------ Listed entries
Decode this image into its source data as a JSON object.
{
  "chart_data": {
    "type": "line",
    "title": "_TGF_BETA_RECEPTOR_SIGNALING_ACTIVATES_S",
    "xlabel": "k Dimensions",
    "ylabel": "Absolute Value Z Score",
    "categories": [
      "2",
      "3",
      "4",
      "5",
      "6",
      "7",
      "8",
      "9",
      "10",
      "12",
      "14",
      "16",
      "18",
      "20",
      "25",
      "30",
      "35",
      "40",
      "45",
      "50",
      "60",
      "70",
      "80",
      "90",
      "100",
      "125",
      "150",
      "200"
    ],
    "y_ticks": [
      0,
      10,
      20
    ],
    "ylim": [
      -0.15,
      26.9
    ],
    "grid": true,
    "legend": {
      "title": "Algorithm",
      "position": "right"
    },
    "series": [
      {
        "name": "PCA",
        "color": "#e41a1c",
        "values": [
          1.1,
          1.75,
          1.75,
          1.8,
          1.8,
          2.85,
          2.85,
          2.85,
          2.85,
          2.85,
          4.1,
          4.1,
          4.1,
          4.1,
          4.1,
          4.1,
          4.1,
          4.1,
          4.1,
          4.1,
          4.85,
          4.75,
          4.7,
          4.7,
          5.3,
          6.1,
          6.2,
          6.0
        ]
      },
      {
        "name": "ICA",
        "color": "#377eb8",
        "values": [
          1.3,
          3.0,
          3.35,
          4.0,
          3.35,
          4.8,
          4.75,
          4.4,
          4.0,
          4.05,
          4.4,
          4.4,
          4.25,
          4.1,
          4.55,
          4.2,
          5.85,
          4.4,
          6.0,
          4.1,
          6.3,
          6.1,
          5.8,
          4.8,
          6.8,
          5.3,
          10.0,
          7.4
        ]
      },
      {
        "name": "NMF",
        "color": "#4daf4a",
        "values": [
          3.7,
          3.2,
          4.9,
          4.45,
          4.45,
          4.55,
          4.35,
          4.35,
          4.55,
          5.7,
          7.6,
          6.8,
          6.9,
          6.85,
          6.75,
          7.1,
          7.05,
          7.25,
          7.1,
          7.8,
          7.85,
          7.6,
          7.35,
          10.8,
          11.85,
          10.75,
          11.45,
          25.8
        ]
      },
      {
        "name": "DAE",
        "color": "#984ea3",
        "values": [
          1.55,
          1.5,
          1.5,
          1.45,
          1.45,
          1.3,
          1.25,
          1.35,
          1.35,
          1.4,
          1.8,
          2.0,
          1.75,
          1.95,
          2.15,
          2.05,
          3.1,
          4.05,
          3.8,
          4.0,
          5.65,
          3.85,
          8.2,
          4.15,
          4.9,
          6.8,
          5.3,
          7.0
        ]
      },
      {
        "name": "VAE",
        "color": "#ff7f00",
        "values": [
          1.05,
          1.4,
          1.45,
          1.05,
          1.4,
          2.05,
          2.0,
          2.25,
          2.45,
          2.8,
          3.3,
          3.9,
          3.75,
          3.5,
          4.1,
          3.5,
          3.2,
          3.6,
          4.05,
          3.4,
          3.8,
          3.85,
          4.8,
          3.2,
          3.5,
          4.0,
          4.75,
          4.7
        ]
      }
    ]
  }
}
------------
▸ What you have to do
Find the lines containing "name" and list every one of them.

▸ Solved exercise
        "name": "PCA",
        "name": "ICA",
        "name": "NMF",
        "name": "DAE",
        "name": "VAE",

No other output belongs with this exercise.